Task to complete:
Quote all lines below exactly. Images stay out.

Provided material:
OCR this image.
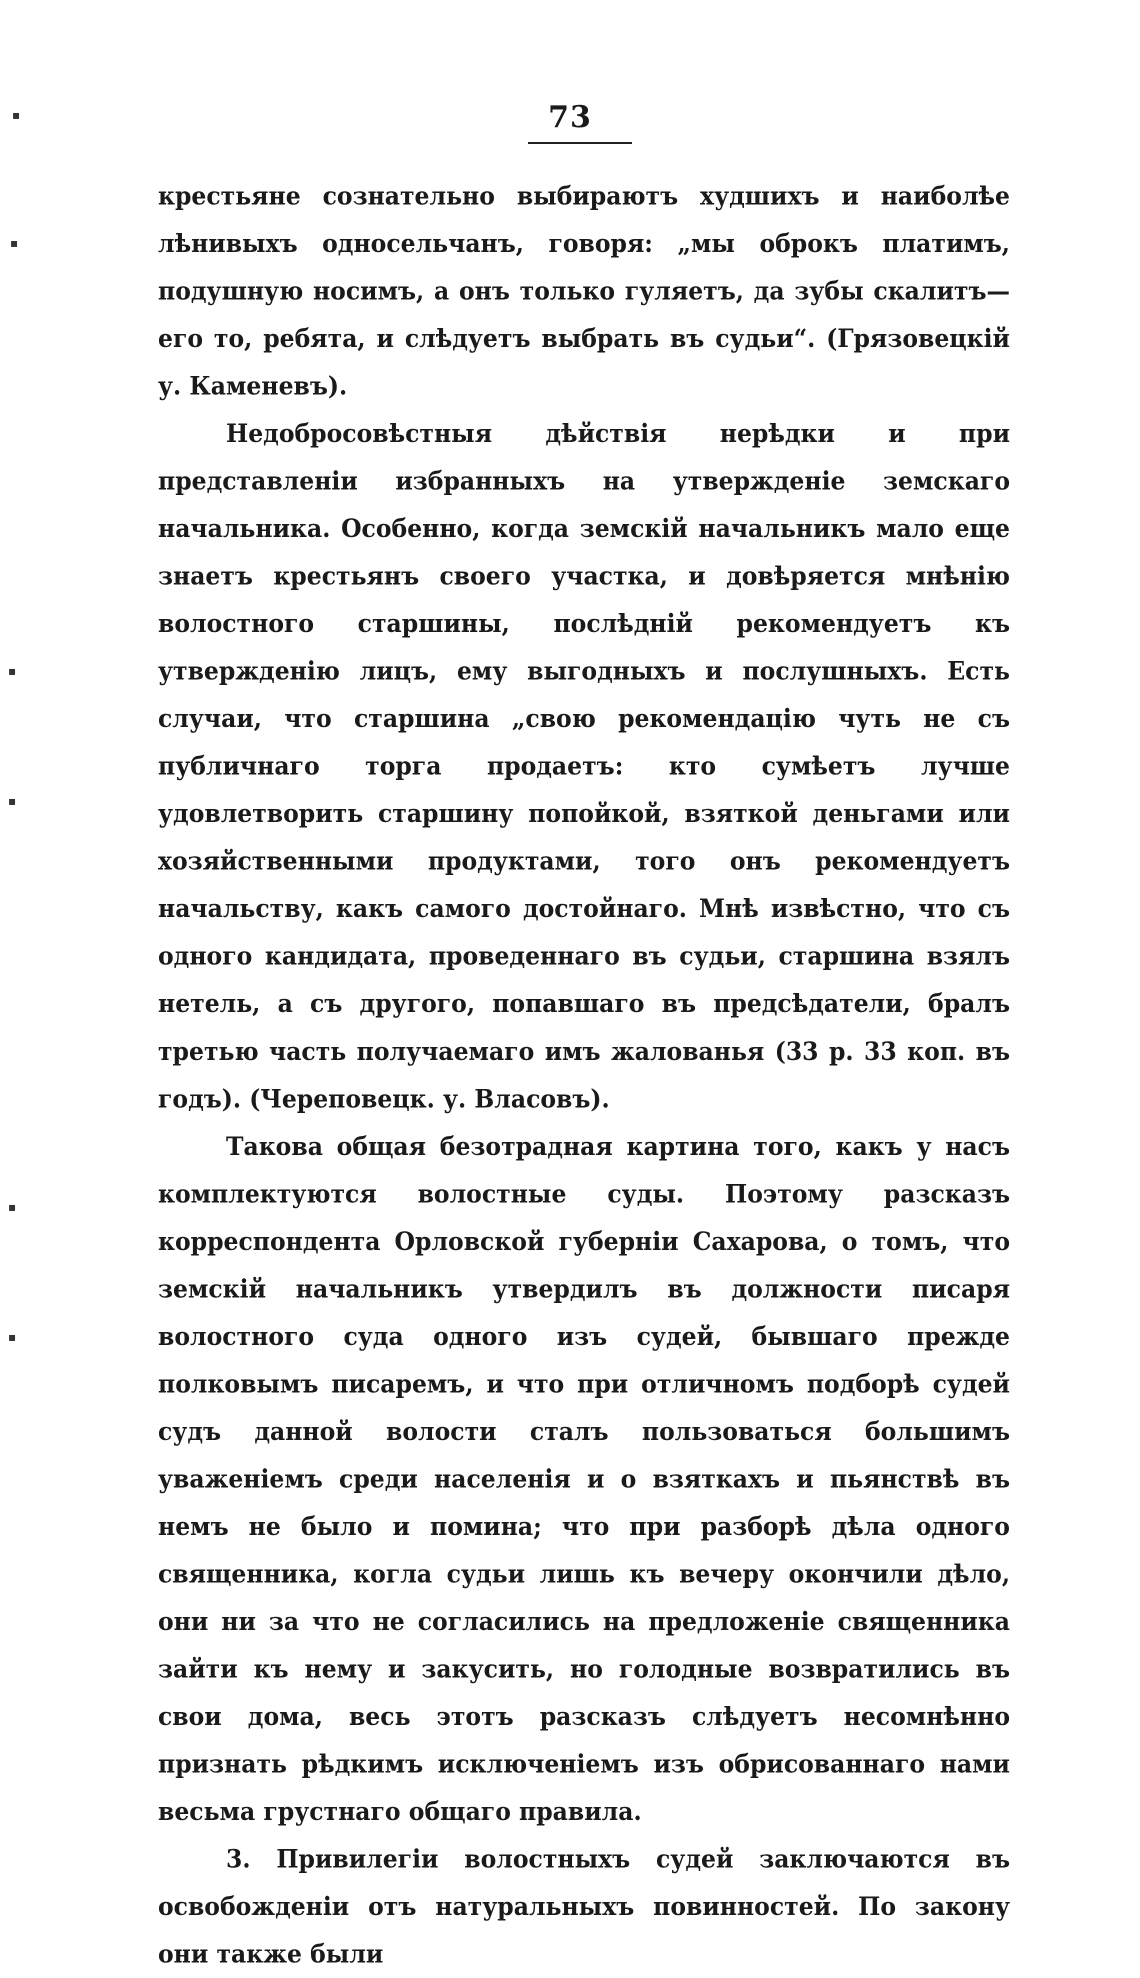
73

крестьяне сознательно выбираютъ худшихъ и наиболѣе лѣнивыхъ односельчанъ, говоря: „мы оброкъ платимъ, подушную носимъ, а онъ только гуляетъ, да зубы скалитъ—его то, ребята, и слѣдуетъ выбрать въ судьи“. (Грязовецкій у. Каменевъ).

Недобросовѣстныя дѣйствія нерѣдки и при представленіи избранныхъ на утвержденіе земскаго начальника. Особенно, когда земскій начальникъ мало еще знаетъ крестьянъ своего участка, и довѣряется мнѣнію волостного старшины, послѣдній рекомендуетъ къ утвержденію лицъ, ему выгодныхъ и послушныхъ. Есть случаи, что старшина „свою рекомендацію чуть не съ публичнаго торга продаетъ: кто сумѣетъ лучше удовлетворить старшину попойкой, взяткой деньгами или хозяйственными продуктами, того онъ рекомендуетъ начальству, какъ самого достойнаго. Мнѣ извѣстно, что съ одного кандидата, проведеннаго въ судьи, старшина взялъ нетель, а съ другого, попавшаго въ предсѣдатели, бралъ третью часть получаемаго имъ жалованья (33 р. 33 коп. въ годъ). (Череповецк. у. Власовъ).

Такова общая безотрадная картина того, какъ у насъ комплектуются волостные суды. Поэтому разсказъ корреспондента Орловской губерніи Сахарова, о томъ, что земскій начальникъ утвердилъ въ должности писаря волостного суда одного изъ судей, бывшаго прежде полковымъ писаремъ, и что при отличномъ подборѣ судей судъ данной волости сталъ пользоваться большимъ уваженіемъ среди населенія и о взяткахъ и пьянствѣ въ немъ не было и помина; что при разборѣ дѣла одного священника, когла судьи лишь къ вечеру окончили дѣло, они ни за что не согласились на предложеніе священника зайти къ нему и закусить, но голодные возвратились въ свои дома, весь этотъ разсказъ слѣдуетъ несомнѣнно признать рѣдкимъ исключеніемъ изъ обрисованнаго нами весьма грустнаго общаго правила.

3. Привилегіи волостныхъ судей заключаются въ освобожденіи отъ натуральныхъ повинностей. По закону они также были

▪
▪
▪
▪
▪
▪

Exercise solution:
OCR this image.
73

крестьяне сознательно выбираютъ худшихъ и наиболѣе лѣнивыхъ односельчанъ, говоря: „мы оброкъ платимъ, подушную носимъ, а онъ только гуляетъ, да зубы скалитъ—его то, ребята, и слѣдуетъ выбрать въ судьи“. (Грязовецкій у. Каменевъ).

Недобросовѣстныя дѣйствія нерѣдки и при представленіи избранныхъ на утвержденіе земскаго начальника. Особенно, когда земскій начальникъ мало еще знаетъ крестьянъ своего участка, и довѣряется мнѣнію волостного старшины, послѣдній рекомендуетъ къ утвержденію лицъ, ему выгодныхъ и послушныхъ. Есть случаи, что старшина „свою рекомендацію чуть не съ публичнаго торга продаетъ: кто сумѣетъ лучше удовлетворить старшину попойкой, взяткой деньгами или хозяйственными продуктами, того онъ рекомендуетъ начальству, какъ самого достойнаго. Мнѣ извѣстно, что съ одного кандидата, проведеннаго въ судьи, старшина взялъ нетель, а съ другого, попавшаго въ предсѣдатели, бралъ третью часть получаемаго имъ жалованья (33 р. 33 коп. въ годъ). (Череповецк. у. Власовъ).

Такова общая безотрадная картина того, какъ у насъ комплектуются волостные суды. Поэтому разсказъ корреспондента Орловской губерніи Сахарова, о томъ, что земскій начальникъ утвердилъ въ должности писаря волостного суда одного изъ судей, бывшаго прежде полковымъ писаремъ, и что при отличномъ подборѣ судей судъ данной волости сталъ пользоваться большимъ уваженіемъ среди населенія и о взяткахъ и пьянствѣ въ немъ не было и помина; что при разборѣ дѣла одного священника, когла судьи лишь къ вечеру окончили дѣло, они ни за что не согласились на предложеніе священника зайти къ нему и закусить, но голодные возвратились въ свои дома, весь этотъ разсказъ слѣдуетъ несомнѣнно признать рѣдкимъ исключеніемъ изъ обрисованнаго нами весьма грустнаго общаго правила.

3. Привилегіи волостныхъ судей заключаются въ освобожденіи отъ натуральныхъ повинностей. По закону они также были

▪
▪
▪
▪
▪
▪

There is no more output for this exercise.